Aim of the exercise
Retype each line exactly. Skip images.

* Begin Listed entries *

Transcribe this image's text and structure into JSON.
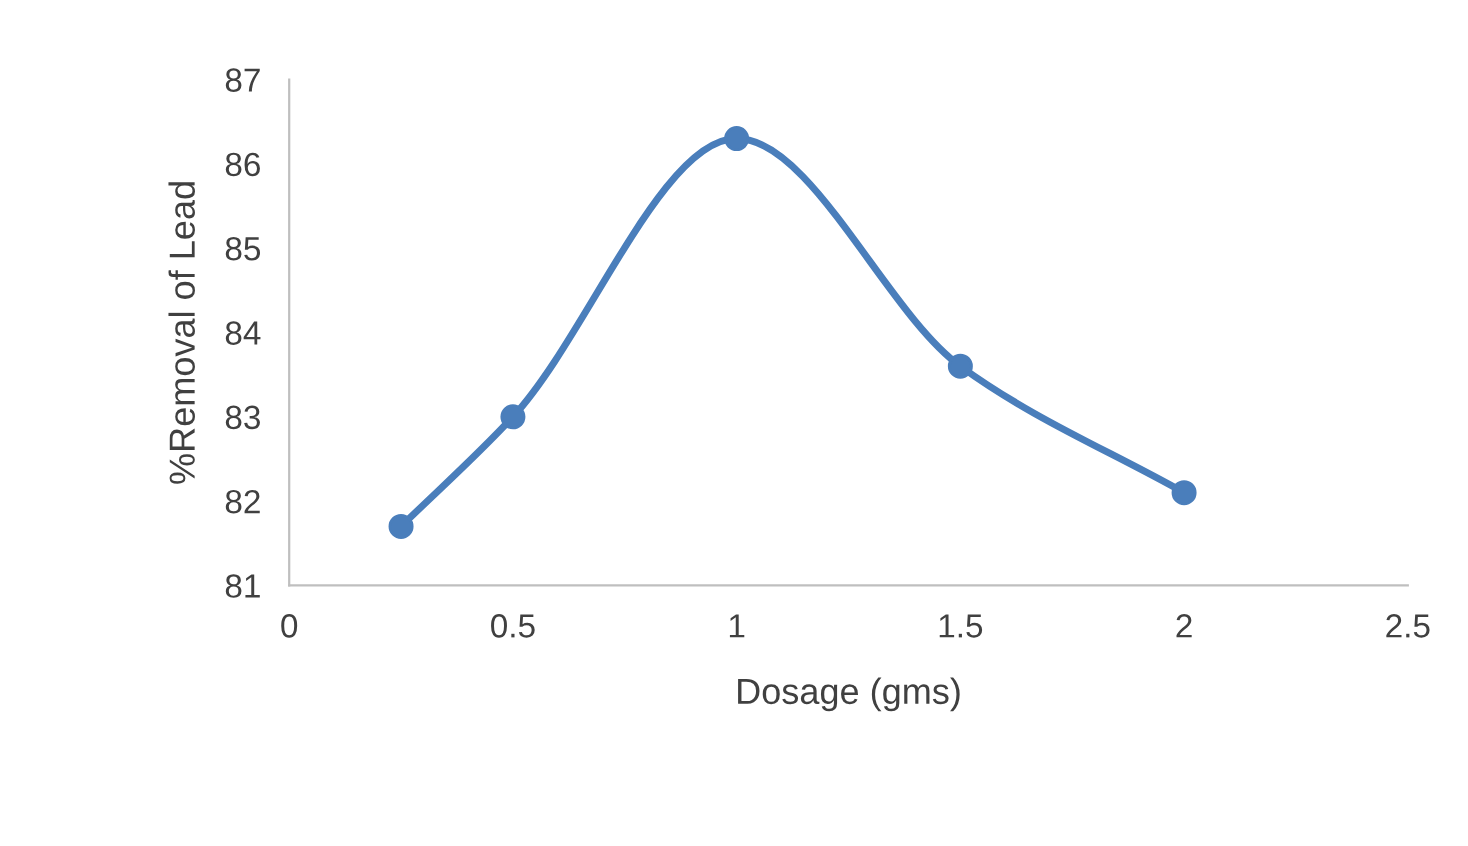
{
  "chart_data": {
    "type": "line",
    "xlabel": "Dosage (gms)",
    "ylabel": "%Removal of Lead",
    "series": [
      {
        "color": "#4a7ebb",
        "x": [
          0.25,
          0.5,
          1,
          1.5,
          2
        ],
        "values": [
          81.7,
          83.0,
          86.3,
          83.6,
          82.1
        ]
      }
    ],
    "xlim": [
      0,
      2.5
    ],
    "xticks": [
      0,
      0.5,
      1,
      1.5,
      2,
      2.5
    ],
    "ylim": [
      81,
      87
    ],
    "yticks": [
      81,
      82,
      83,
      84,
      85,
      86,
      87
    ],
    "grid": false,
    "legend": false,
    "marker": "circle",
    "line_style": "solid"
  }
}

* End Listed entries *

Exercise output
Transcribe this image's text and structure into JSON.
{
  "chart_data": {
    "type": "line",
    "xlabel": "Dosage (gms)",
    "ylabel": "%Removal of Lead",
    "series": [
      {
        "color": "#4a7ebb",
        "x": [
          0.25,
          0.5,
          1,
          1.5,
          2
        ],
        "values": [
          81.7,
          83.0,
          86.3,
          83.6,
          82.1
        ]
      }
    ],
    "xlim": [
      0,
      2.5
    ],
    "xticks": [
      0,
      0.5,
      1,
      1.5,
      2,
      2.5
    ],
    "ylim": [
      81,
      87
    ],
    "yticks": [
      81,
      82,
      83,
      84,
      85,
      86,
      87
    ],
    "grid": false,
    "legend": false,
    "marker": "circle",
    "line_style": "solid"
  }
}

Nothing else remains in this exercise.